To be done:
1. In the text on promissory notes, rewrite the paragraph beginning "Where the promise is joint" as a short bulleted list that keeps its main facts.
2. According to the text on promissory notes, what is the added piece attached to the back of a bill for more names called in France?
3. Translate this sentence from the text on promissory notes into Spanish: "But promissory notes are seldom, if ever, written in this way in practice."

Quoted passage:
A is the Drawer, B the Drawee, and C the Payee. If the bill is presented to B, and he agrees to obey the order, he "accepts" the bill, and this he does in a mercantile way by writing the word Accepted" across the face of the bill, and also writing his name below this word; then the Drawee becomes the Acceptor. If C, the payee, chooses to transfer the paper and all his rights under it to some other person, he may do this by writing his name on (usually across) the back; this is called indorsement, and C then becomes an Indorser. The person to whom C thus transfers the bill is an Indorsee. The Indorsee may again transfer the bill by writing his name below that of the former Indorser, and the Indorsee then becomes the second Indorser; and this process may go on indefinitely. If the added names cover all the back of the note, a piece may be wafered on to receive more. In France, this added piece is called "allonge," and this word is used in some law books, but not by our merchants.

Promissory notes of hand are written in many ways, which, however, differ only in the different words in which they express

the same thing. We will first give the full Form of a technically accurate note, and afterwards of the more usual forms:

(74.)

For value received, I promise John Smith to pay to him or to his order, one thousand dollars in three months from this day, with interest from date. HENRY SIMMONS.

But promissory notes are seldom, if ever, written in this way in practice. They are shortened and simplified in a great variety of ways, mercantile usages having given a meaning to expressions which the law accepts and enforces. Some of the more common forms in use are as follows:

$1,000 50400

NEW YORK, January 5, 1900. Three months after date, I promise to pay to the order of John Smith, one thousand 50/100 dollars, at the North River Bank, value received.

HENRY SIMMONS.

If it is intended that more than one person shall be liable on the note, the following is a customary form:

$1,000 50/100

NEW YORK, January 5, 1900.

Value received, we jointly and severally promise to pay to Robinson, Wellman & Co., or order, one thousand 50/100 dollars in three months from date.

"With interest" may be added if that is agreed upon, otherwise it bears no interest until after it is due. So it may be "on demand," in which case it bears no interest until after demand is made; "after date" or "from date," should be written, although the law would supply these words.

If the note be signed by more than one person, all the signers, whether the note says "I promise" or "We promise," are liable jointly; but in the latter case only jointly, and not jointly and severally unless the note says so.

Where the promise is joint, suit must be brought against all the promisors together; where it is joint and several the holder may elect whether to sue all jointly or to confirm his claim to one or more of the individual promisors. In the latter case he may recover the whole amount of the note from one promisor, leaving the latter such remedies for contribution as he may have against the others.

Supplied information:
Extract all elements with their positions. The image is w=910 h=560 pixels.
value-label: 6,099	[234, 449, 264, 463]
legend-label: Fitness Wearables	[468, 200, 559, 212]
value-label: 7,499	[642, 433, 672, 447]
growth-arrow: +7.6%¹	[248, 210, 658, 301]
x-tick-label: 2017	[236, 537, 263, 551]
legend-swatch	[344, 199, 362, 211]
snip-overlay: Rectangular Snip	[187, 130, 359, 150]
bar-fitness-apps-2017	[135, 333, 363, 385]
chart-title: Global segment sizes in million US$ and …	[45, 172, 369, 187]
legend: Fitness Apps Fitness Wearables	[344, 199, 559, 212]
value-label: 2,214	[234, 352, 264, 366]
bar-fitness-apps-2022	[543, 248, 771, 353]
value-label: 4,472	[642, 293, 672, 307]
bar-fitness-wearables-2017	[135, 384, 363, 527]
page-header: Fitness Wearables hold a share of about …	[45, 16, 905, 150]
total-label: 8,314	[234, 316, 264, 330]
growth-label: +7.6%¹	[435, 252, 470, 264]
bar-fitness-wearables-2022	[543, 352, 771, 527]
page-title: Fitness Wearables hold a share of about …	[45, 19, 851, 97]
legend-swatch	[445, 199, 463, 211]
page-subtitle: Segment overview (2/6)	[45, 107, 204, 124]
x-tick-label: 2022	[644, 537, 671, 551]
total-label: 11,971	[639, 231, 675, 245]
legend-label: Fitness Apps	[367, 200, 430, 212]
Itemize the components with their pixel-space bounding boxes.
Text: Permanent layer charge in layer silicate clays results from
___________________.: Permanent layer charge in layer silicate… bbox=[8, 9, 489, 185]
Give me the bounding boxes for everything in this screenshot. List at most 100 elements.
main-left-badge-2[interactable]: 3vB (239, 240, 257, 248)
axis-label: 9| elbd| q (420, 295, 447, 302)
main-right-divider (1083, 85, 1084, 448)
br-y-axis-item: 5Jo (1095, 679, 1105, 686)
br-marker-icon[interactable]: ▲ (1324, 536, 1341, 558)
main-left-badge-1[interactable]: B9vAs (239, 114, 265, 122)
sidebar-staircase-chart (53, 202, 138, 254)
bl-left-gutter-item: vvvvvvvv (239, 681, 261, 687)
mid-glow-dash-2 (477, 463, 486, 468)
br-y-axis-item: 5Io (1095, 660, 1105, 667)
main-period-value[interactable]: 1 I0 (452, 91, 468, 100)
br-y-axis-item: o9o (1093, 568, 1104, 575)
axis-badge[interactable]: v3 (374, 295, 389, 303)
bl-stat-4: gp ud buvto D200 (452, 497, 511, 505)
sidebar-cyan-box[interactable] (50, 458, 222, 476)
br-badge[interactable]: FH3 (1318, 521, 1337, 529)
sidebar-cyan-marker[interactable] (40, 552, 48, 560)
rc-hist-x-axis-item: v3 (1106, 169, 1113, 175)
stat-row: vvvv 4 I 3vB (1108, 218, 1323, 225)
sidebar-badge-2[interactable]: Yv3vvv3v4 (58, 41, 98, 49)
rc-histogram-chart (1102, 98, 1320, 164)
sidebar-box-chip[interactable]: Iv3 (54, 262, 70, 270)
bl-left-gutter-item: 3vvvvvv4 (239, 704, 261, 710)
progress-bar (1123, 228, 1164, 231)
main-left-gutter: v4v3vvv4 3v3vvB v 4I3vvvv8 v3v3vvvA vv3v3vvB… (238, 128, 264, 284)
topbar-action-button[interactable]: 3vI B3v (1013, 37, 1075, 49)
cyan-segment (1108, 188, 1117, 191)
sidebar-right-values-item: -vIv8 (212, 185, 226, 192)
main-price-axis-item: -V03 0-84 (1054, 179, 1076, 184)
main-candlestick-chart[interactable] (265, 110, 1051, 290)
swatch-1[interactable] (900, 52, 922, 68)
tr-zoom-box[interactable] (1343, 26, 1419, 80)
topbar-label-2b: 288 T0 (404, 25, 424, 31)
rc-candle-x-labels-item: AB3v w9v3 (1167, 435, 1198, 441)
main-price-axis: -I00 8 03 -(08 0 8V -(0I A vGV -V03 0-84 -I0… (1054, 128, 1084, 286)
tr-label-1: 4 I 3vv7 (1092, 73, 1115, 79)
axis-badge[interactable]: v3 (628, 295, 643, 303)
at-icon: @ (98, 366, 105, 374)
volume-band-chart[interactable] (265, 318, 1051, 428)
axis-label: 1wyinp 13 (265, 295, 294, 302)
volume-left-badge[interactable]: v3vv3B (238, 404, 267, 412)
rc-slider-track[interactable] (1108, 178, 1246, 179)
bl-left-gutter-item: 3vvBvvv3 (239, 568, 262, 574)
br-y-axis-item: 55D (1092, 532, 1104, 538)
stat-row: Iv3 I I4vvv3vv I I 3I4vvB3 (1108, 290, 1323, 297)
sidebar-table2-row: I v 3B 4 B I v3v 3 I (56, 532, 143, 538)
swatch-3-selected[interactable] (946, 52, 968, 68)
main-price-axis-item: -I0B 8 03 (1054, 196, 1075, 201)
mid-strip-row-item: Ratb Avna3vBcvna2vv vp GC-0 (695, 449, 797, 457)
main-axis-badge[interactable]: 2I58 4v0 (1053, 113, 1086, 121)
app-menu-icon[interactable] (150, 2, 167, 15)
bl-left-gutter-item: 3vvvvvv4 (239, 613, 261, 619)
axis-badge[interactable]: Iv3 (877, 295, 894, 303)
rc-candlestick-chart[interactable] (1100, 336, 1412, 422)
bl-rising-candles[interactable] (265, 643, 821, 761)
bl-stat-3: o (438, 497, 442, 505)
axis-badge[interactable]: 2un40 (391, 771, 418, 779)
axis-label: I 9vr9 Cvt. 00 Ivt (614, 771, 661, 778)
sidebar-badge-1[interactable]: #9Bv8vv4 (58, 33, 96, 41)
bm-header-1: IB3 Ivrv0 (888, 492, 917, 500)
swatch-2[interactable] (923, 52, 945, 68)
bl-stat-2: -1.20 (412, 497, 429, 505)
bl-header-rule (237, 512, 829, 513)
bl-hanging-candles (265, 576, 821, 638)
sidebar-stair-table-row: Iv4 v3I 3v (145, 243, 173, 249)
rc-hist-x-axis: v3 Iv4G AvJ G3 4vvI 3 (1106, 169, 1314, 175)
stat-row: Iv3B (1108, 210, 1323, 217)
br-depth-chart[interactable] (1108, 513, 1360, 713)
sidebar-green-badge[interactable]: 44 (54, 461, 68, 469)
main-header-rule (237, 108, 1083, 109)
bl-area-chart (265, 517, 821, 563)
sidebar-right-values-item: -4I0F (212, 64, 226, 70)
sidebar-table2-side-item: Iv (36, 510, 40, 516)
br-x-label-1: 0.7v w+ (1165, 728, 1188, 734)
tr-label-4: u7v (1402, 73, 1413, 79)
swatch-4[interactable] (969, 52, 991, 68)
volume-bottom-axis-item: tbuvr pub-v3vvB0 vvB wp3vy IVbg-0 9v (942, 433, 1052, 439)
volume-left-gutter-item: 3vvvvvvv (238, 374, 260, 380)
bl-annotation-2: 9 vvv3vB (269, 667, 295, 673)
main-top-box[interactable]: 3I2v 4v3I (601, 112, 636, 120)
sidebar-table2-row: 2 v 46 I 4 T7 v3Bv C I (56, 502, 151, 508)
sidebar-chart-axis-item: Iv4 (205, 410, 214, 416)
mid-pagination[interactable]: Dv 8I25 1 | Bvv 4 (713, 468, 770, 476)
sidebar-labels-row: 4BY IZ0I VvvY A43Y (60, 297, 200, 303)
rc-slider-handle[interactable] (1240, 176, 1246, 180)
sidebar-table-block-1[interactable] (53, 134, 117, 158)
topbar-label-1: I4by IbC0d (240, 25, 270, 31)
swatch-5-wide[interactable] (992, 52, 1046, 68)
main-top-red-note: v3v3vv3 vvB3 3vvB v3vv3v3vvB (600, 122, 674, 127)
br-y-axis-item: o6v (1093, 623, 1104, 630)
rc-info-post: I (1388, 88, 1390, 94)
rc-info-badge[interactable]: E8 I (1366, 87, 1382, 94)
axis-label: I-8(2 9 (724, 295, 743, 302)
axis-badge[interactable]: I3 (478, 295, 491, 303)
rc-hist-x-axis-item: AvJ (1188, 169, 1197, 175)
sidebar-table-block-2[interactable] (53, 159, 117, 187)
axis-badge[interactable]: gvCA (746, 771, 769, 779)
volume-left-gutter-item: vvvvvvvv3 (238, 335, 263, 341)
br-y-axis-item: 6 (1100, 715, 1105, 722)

Solutions below:
1.
- Joint promise: the holder must sue all the promisors together.
- Joint and several promise: the holder may choose to sue all of them jointly or to confirm his claim to one or more of the individual promisors.
- In the second case, he may recover the whole amount of the note from one promisor. That promisor keeps whatever remedies for contribution he may have against the others.

2. It is called an "allonge."

3. Pero los pagarés rara vez, si es que alguna, se redactan de esta manera en la práctica.